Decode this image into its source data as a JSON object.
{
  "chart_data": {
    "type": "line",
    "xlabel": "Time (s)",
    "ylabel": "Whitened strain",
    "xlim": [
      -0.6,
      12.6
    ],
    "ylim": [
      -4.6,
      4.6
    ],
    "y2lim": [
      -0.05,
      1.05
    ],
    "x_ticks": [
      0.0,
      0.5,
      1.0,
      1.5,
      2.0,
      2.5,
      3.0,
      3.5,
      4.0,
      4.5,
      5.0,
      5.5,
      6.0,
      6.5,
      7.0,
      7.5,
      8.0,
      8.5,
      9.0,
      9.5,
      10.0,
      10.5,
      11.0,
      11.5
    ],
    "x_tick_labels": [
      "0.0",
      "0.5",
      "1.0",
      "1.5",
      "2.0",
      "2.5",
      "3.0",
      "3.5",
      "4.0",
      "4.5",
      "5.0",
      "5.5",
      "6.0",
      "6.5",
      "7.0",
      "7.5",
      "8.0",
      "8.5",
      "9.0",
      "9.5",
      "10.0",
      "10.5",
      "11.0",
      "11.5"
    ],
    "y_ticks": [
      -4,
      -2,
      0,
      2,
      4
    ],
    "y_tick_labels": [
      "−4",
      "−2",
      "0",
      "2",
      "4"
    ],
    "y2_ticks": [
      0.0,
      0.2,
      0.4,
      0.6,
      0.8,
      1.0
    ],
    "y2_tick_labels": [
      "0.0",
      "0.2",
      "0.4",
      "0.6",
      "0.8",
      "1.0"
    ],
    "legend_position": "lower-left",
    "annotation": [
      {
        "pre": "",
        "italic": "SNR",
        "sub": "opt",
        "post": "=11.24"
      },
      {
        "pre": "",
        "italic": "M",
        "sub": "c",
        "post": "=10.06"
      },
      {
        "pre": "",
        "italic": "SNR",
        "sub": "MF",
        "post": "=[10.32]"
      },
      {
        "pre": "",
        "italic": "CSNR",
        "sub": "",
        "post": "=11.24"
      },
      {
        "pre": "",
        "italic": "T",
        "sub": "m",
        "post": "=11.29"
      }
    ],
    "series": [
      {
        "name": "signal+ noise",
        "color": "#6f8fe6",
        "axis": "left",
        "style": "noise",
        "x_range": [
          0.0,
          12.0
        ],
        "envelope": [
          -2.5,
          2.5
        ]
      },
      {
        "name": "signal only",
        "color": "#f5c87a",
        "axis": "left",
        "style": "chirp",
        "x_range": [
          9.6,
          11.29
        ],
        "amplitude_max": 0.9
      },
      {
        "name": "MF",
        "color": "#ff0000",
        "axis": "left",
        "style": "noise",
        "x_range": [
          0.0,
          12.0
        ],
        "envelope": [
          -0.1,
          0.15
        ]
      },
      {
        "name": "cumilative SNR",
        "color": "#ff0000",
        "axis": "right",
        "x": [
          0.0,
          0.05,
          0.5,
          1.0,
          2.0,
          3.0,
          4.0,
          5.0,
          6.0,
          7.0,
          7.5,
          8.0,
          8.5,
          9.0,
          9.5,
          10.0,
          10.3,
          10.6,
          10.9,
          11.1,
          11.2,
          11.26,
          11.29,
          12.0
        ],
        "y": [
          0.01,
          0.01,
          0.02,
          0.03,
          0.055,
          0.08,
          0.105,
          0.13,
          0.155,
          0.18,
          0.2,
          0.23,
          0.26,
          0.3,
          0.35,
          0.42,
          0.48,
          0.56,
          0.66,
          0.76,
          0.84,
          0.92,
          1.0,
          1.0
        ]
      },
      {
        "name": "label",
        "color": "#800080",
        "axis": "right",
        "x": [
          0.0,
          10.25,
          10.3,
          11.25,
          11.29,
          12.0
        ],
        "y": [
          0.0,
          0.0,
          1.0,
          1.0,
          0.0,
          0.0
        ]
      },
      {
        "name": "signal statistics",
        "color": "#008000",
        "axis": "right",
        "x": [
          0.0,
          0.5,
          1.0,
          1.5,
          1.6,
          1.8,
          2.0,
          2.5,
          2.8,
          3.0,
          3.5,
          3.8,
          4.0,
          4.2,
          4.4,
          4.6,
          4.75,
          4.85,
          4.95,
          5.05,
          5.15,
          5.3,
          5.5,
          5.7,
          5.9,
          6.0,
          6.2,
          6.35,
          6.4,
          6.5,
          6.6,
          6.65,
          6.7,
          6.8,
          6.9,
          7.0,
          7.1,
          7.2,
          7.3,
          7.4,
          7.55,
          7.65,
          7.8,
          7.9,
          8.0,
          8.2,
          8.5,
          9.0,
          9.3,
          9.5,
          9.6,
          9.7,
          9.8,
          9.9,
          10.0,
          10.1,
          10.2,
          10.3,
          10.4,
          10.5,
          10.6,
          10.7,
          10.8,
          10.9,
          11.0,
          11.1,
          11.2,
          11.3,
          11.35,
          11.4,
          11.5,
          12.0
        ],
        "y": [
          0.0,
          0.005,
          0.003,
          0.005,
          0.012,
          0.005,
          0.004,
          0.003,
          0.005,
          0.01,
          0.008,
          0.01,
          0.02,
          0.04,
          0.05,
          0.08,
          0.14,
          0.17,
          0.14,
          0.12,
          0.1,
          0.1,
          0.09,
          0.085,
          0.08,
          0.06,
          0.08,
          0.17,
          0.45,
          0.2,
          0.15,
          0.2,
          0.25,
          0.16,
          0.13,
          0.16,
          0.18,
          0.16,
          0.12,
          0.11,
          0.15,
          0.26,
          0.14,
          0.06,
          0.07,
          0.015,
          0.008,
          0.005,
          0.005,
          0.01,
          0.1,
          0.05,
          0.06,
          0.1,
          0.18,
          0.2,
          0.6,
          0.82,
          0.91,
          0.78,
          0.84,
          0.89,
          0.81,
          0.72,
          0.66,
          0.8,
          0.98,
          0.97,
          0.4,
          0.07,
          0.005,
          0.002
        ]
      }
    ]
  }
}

____________

→ **Task objective**
Read the entries and pick out all lines that include the word "signal".

→ **Exercise answer**
        "name": "signal+ noise",
        "name": "signal only",
        "name": "signal statistics",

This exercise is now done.